* **DIRECTIVE**
Report only the number of lines in this material that include "download".

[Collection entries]
________________________________________

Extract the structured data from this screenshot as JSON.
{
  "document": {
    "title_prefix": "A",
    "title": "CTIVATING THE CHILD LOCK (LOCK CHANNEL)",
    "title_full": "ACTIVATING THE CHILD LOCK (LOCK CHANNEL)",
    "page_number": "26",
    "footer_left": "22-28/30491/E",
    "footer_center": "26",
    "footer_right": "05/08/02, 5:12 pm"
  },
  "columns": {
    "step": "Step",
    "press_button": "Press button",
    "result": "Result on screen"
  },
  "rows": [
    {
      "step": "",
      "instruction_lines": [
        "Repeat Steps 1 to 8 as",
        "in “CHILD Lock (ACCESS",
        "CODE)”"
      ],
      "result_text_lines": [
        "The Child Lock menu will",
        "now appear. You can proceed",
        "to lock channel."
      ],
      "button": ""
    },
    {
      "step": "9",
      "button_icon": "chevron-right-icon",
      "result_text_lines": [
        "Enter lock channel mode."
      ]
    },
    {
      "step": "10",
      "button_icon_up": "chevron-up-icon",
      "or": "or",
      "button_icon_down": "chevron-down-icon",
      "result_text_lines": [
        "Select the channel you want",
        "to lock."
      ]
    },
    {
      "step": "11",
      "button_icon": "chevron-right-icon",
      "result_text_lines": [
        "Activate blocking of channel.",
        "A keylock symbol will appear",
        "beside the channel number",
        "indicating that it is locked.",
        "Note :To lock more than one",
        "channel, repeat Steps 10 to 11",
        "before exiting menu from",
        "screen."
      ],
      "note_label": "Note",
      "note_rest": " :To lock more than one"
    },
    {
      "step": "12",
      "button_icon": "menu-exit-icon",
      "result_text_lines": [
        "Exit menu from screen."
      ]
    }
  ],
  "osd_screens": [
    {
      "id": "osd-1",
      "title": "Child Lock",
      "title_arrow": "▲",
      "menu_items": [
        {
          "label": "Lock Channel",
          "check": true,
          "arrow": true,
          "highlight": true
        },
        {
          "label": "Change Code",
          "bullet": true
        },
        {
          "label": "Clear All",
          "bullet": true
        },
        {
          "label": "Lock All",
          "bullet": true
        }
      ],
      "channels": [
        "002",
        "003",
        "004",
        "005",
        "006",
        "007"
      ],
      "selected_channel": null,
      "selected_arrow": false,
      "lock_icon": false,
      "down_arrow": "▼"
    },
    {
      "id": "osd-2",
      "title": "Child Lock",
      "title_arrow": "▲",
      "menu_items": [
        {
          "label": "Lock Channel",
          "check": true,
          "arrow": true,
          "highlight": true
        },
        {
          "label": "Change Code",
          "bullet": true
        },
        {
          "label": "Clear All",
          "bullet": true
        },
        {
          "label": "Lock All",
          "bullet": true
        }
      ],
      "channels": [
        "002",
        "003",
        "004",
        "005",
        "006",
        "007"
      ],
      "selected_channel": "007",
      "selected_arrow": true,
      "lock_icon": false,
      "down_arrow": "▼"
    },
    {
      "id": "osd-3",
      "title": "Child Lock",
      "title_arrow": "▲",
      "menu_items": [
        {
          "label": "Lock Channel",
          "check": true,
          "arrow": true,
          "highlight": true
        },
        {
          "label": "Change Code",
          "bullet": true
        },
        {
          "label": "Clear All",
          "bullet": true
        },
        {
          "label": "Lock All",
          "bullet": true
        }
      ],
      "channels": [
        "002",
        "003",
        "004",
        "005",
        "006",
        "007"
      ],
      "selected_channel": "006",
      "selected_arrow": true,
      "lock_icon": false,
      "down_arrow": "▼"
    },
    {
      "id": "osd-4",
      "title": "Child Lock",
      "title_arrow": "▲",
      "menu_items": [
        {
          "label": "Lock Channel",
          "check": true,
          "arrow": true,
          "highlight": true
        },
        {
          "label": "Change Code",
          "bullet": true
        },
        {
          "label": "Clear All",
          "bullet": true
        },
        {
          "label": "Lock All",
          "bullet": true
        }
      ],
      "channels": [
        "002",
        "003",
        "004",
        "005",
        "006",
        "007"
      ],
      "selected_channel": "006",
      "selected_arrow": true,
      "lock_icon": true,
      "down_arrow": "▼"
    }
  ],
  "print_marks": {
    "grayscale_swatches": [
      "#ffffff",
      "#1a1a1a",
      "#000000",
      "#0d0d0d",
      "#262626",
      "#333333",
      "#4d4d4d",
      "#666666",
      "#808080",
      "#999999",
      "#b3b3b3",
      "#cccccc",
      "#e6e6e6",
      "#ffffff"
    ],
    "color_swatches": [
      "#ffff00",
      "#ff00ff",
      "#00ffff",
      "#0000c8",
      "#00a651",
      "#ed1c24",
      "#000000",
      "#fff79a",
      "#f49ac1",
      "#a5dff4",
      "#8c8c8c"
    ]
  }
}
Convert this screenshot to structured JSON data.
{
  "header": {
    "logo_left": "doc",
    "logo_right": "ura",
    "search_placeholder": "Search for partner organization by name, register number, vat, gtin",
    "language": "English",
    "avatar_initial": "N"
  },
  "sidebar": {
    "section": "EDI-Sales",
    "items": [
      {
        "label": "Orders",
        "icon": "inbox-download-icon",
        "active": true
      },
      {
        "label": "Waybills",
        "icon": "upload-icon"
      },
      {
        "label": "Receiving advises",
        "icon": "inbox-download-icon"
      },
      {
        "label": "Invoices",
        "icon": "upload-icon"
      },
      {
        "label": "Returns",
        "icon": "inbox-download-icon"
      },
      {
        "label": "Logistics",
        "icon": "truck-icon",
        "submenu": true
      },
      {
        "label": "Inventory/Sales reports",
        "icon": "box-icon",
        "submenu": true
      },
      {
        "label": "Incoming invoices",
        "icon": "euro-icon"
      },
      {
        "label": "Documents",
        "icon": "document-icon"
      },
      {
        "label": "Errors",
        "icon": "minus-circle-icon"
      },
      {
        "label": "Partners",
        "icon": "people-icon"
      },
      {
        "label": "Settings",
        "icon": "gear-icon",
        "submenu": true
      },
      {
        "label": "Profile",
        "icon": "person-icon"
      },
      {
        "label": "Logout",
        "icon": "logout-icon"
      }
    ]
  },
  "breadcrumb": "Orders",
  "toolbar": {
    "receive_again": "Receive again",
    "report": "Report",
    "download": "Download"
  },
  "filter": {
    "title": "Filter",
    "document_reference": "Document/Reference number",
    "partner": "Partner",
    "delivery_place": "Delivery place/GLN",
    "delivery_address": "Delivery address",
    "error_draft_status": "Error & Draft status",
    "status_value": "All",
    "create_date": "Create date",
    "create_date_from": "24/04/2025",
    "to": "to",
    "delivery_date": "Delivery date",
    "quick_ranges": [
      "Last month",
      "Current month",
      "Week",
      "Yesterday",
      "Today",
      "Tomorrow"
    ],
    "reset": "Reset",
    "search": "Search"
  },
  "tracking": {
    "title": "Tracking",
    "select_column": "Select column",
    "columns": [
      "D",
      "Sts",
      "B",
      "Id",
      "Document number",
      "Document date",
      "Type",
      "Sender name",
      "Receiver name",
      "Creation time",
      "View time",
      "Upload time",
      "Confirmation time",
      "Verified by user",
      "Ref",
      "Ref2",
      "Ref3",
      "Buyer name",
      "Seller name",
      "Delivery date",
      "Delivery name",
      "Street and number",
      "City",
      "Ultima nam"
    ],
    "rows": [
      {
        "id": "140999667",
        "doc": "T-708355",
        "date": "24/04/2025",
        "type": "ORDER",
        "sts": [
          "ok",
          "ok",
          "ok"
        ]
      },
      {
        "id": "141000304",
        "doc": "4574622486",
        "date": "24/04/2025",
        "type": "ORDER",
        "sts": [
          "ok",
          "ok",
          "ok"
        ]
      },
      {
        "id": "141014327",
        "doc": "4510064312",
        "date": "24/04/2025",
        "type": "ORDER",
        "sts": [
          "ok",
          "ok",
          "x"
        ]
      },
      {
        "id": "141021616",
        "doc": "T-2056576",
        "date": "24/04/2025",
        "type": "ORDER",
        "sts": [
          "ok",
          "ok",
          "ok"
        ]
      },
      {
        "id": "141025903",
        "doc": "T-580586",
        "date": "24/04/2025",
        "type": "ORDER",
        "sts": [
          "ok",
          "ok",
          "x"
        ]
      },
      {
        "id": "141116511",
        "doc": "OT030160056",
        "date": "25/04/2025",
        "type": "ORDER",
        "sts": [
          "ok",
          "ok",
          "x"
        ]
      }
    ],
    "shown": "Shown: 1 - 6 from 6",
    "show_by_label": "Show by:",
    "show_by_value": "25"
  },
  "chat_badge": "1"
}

________________________________________

* **FINISHED EXERCISE**
4